Reproduce the listing exactly and skip over any pictures.

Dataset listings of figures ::
□ □ □ □ □
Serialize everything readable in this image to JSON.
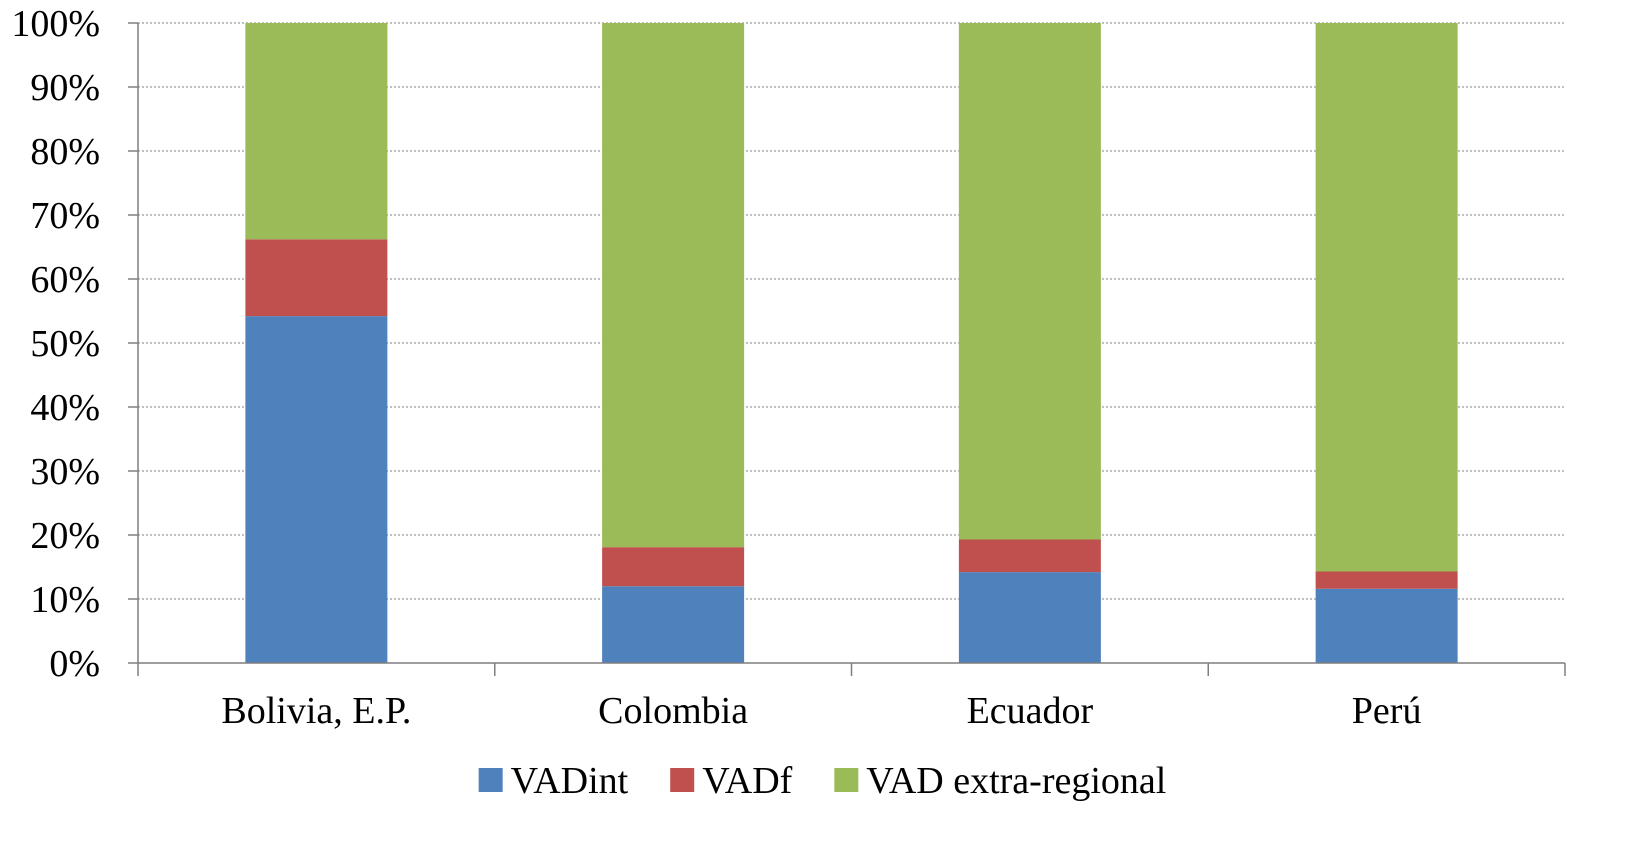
{
  "chart_data": {
    "type": "bar",
    "stacked": true,
    "percent": true,
    "title": "",
    "xlabel": "",
    "ylabel": "",
    "ylim": [
      0,
      100
    ],
    "yticks": [
      "0%",
      "10%",
      "20%",
      "30%",
      "40%",
      "50%",
      "60%",
      "70%",
      "80%",
      "90%",
      "100%"
    ],
    "grid": "horizontal dotted",
    "legend_position": "bottom",
    "categories": [
      "Bolivia, E.P.",
      "Colombia",
      "Ecuador",
      "Perú"
    ],
    "series": [
      {
        "name": "VADint",
        "color": "#4F81BD",
        "values": [
          54.2,
          12.0,
          14.2,
          11.6
        ]
      },
      {
        "name": "VADf",
        "color": "#C0504D",
        "values": [
          12.0,
          6.1,
          5.1,
          2.7
        ]
      },
      {
        "name": "VAD extra-regional",
        "color": "#9BBB59",
        "values": [
          33.8,
          81.9,
          80.7,
          85.7
        ]
      }
    ]
  }
}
□ □ □ □ □
Solution below ::
Serialize everything readable in this image to JSON.
{
  "chart_data": {
    "type": "bar",
    "stacked": true,
    "percent": true,
    "title": "",
    "xlabel": "",
    "ylabel": "",
    "ylim": [
      0,
      100
    ],
    "yticks": [
      "0%",
      "10%",
      "20%",
      "30%",
      "40%",
      "50%",
      "60%",
      "70%",
      "80%",
      "90%",
      "100%"
    ],
    "grid": "horizontal dotted",
    "legend_position": "bottom",
    "categories": [
      "Bolivia, E.P.",
      "Colombia",
      "Ecuador",
      "Perú"
    ],
    "series": [
      {
        "name": "VADint",
        "color": "#4F81BD",
        "values": [
          54.2,
          12.0,
          14.2,
          11.6
        ]
      },
      {
        "name": "VADf",
        "color": "#C0504D",
        "values": [
          12.0,
          6.1,
          5.1,
          2.7
        ]
      },
      {
        "name": "VAD extra-regional",
        "color": "#9BBB59",
        "values": [
          33.8,
          81.9,
          80.7,
          85.7
        ]
      }
    ]
  }
}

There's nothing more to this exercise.